Instructions for the task:
Reproduce each line bearing the word "What".

● ● ●

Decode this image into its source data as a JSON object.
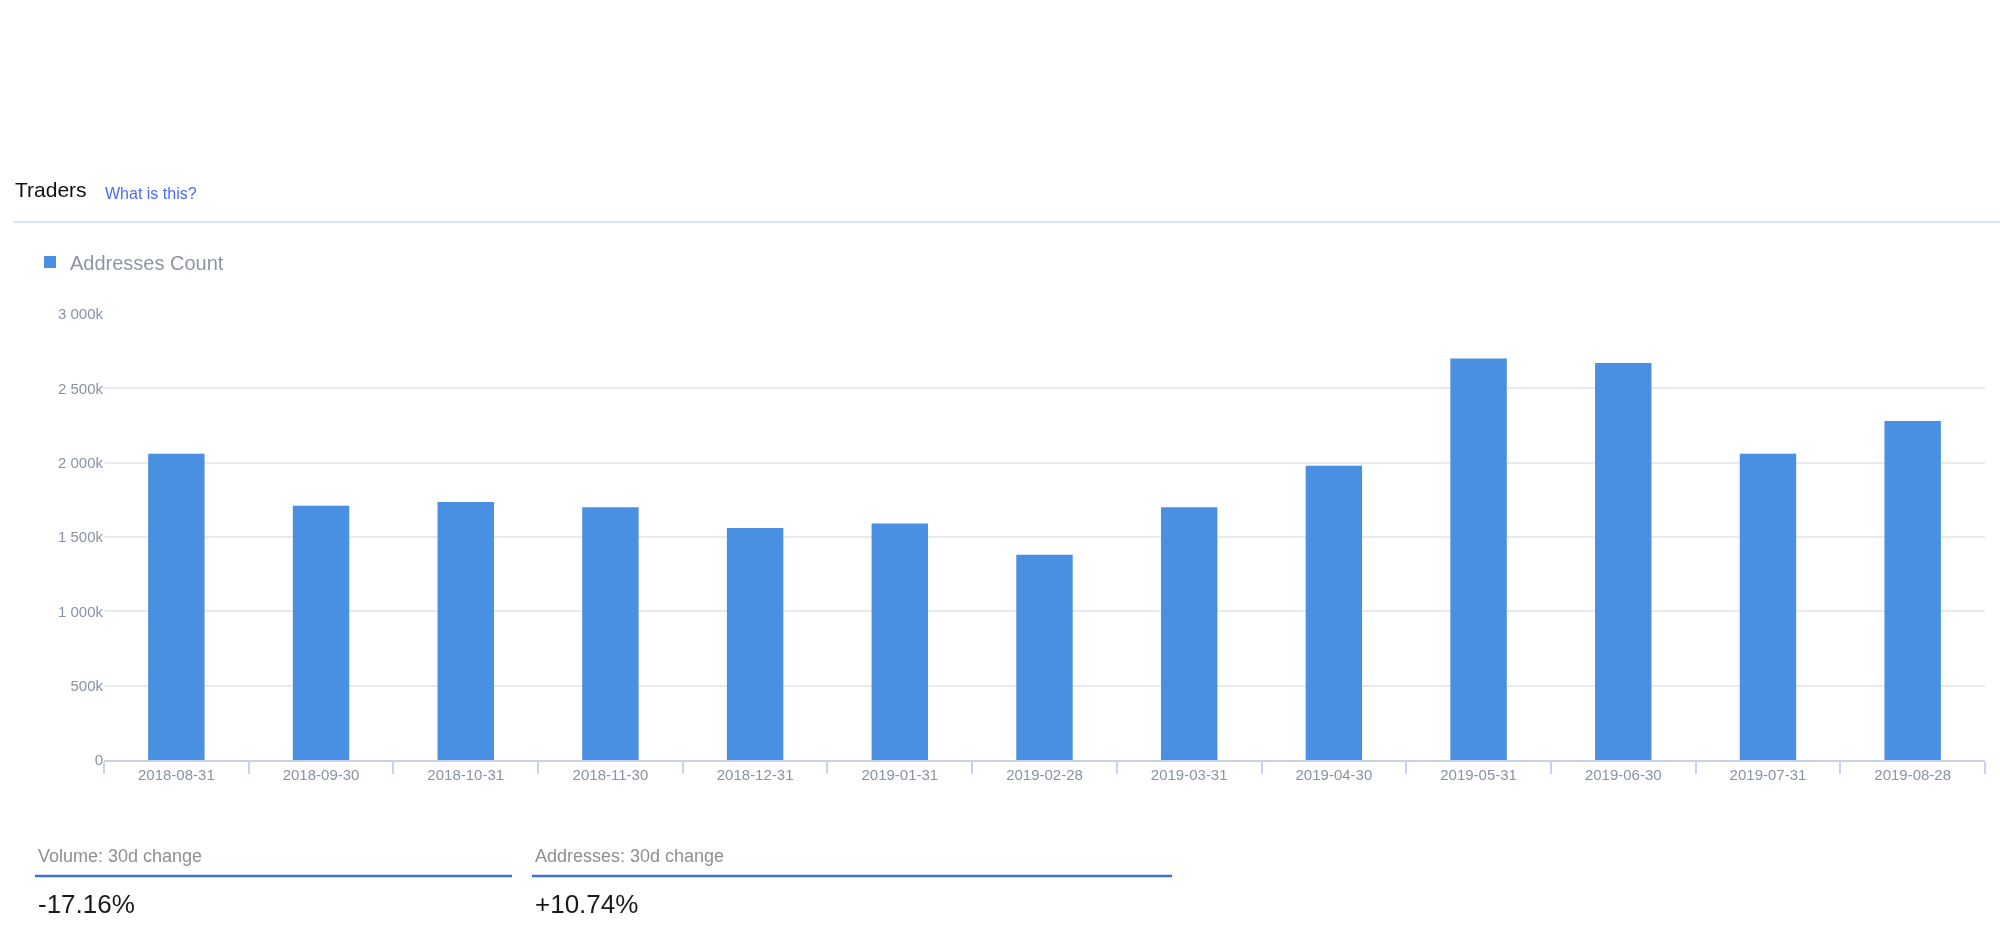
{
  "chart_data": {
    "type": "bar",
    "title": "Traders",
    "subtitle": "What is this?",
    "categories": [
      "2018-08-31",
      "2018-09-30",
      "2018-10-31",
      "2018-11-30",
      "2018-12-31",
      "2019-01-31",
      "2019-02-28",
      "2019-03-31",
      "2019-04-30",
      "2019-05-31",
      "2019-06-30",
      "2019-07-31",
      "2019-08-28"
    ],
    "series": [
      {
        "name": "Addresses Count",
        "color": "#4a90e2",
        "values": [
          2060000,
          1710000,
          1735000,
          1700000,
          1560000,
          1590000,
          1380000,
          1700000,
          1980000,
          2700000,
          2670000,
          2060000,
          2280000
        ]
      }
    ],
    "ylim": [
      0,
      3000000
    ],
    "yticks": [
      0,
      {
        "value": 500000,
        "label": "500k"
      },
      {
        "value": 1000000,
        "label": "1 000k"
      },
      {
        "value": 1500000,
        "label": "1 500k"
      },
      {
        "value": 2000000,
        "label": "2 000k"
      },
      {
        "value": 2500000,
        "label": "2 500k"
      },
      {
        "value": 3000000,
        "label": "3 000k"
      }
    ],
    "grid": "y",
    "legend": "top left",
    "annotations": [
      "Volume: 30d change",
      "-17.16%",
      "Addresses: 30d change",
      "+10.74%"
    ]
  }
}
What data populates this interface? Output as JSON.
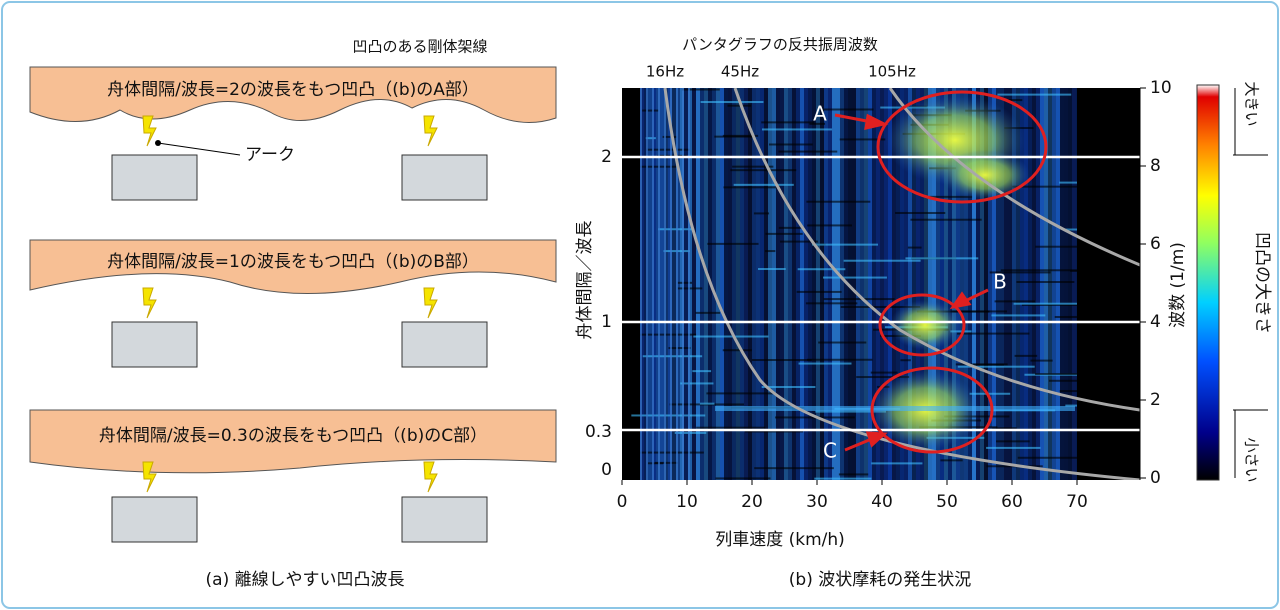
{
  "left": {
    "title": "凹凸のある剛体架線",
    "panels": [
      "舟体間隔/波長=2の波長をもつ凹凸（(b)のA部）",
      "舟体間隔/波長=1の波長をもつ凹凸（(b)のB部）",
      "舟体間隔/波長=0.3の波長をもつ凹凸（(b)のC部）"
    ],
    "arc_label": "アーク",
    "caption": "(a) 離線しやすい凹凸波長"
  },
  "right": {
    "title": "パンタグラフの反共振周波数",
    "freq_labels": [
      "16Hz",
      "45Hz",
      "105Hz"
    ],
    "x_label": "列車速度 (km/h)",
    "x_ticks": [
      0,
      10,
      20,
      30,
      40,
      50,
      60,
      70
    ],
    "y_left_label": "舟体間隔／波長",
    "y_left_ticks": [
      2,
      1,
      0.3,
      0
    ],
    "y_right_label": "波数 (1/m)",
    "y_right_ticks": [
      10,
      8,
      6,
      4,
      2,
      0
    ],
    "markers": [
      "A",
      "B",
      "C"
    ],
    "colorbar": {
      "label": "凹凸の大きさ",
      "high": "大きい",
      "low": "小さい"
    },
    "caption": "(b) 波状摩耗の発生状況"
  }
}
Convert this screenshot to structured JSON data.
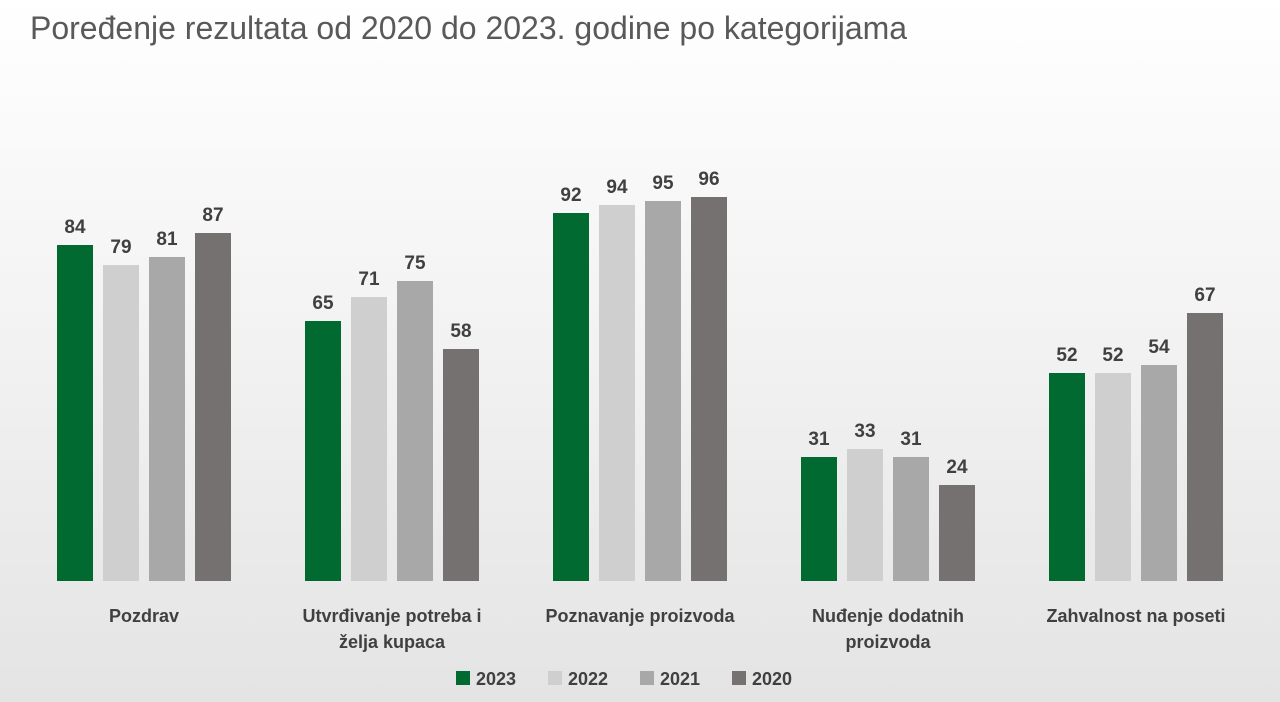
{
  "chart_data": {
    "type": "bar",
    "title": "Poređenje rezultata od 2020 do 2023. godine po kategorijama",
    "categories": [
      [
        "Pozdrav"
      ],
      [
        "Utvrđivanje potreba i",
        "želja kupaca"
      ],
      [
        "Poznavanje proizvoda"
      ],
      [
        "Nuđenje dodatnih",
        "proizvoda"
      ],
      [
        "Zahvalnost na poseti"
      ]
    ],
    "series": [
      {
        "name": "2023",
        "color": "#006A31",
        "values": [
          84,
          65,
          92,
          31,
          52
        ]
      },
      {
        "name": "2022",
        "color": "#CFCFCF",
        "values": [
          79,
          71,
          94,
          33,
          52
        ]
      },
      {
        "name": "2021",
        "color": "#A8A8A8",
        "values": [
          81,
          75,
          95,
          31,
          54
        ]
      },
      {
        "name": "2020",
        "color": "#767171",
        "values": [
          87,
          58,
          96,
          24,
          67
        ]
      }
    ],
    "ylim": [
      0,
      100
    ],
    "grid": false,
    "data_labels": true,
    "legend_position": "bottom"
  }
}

● ● ●

Response:
    "subtitle": "What is this?",
What data populates this interface? Output as JSON.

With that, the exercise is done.